Search the material below for the word "color" and copy every line in which it occurs.

— Start of Stored records —

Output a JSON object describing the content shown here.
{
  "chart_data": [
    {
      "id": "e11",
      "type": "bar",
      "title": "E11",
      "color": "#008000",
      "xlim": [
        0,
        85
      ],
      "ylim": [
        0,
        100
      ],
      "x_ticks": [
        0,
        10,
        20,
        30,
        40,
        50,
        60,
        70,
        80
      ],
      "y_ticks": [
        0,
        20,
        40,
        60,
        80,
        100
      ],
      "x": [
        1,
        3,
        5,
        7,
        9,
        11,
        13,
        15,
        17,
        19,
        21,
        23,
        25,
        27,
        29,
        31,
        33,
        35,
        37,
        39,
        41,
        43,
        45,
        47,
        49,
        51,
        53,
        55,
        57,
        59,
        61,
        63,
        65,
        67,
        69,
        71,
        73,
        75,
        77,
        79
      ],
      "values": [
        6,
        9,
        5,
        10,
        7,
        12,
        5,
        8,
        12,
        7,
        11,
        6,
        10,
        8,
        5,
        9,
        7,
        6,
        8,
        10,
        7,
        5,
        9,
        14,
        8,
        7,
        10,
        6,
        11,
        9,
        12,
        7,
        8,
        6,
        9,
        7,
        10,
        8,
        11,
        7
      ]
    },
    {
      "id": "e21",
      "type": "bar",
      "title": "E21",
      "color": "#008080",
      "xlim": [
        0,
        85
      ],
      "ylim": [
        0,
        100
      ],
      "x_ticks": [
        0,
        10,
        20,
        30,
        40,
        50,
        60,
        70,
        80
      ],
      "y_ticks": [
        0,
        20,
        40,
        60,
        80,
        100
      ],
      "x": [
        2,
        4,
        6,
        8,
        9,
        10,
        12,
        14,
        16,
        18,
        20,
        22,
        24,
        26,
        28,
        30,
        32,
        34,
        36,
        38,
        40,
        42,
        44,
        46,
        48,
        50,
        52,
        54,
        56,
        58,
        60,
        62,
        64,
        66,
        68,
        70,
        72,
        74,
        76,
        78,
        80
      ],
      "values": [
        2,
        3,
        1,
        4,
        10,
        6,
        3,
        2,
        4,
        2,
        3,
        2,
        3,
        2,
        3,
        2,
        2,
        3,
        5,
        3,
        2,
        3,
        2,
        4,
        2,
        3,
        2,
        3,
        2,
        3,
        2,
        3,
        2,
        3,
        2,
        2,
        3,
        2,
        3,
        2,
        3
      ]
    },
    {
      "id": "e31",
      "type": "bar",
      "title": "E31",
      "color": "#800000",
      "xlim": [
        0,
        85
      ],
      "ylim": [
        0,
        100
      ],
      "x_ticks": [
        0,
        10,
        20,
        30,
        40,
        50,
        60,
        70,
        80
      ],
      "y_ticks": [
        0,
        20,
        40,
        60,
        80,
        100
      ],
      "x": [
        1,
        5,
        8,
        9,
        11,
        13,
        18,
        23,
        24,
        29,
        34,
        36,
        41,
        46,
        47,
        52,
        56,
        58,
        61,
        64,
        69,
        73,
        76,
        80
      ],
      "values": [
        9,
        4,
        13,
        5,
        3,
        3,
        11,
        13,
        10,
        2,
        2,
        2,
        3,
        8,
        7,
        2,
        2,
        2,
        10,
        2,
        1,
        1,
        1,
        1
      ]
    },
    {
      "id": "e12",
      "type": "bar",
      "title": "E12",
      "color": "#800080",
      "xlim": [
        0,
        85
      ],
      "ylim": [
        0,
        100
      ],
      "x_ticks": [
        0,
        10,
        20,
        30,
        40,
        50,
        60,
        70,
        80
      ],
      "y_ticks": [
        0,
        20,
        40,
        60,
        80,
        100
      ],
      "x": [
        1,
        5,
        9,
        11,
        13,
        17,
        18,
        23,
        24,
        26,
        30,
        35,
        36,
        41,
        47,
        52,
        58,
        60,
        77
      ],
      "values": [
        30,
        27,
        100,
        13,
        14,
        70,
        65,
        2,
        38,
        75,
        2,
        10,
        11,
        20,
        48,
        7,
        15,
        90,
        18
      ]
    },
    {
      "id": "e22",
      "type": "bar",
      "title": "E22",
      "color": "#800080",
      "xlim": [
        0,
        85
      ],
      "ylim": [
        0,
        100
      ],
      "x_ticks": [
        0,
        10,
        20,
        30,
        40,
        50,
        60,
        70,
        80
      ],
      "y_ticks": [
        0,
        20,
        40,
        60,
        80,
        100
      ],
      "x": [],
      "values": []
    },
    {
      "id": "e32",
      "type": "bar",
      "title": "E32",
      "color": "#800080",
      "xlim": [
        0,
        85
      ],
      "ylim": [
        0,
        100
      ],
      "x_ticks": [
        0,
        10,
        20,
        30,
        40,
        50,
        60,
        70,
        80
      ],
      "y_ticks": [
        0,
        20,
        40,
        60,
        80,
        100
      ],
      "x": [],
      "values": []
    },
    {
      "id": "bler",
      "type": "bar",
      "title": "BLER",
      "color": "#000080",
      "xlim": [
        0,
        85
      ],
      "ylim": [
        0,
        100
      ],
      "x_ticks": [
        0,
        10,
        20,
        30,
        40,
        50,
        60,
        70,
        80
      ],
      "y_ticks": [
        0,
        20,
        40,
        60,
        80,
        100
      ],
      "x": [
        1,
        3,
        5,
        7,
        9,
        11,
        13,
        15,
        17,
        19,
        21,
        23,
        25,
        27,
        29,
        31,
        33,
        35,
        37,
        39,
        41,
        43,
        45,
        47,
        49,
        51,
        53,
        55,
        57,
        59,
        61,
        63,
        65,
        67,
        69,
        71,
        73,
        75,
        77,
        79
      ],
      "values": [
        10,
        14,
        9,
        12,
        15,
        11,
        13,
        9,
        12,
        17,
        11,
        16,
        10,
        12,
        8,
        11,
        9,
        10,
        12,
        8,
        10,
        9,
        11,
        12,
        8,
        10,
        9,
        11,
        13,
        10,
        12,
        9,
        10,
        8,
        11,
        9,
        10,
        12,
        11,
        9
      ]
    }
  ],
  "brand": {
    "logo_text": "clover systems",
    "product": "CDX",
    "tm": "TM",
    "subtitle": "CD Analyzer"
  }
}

— End of Stored records —

Task output:
      "color": "#008000",
      "color": "#008080",
      "color": "#800000",
      "color": "#800080",
      "color": "#800080",
      "color": "#800080",
      "color": "#000080",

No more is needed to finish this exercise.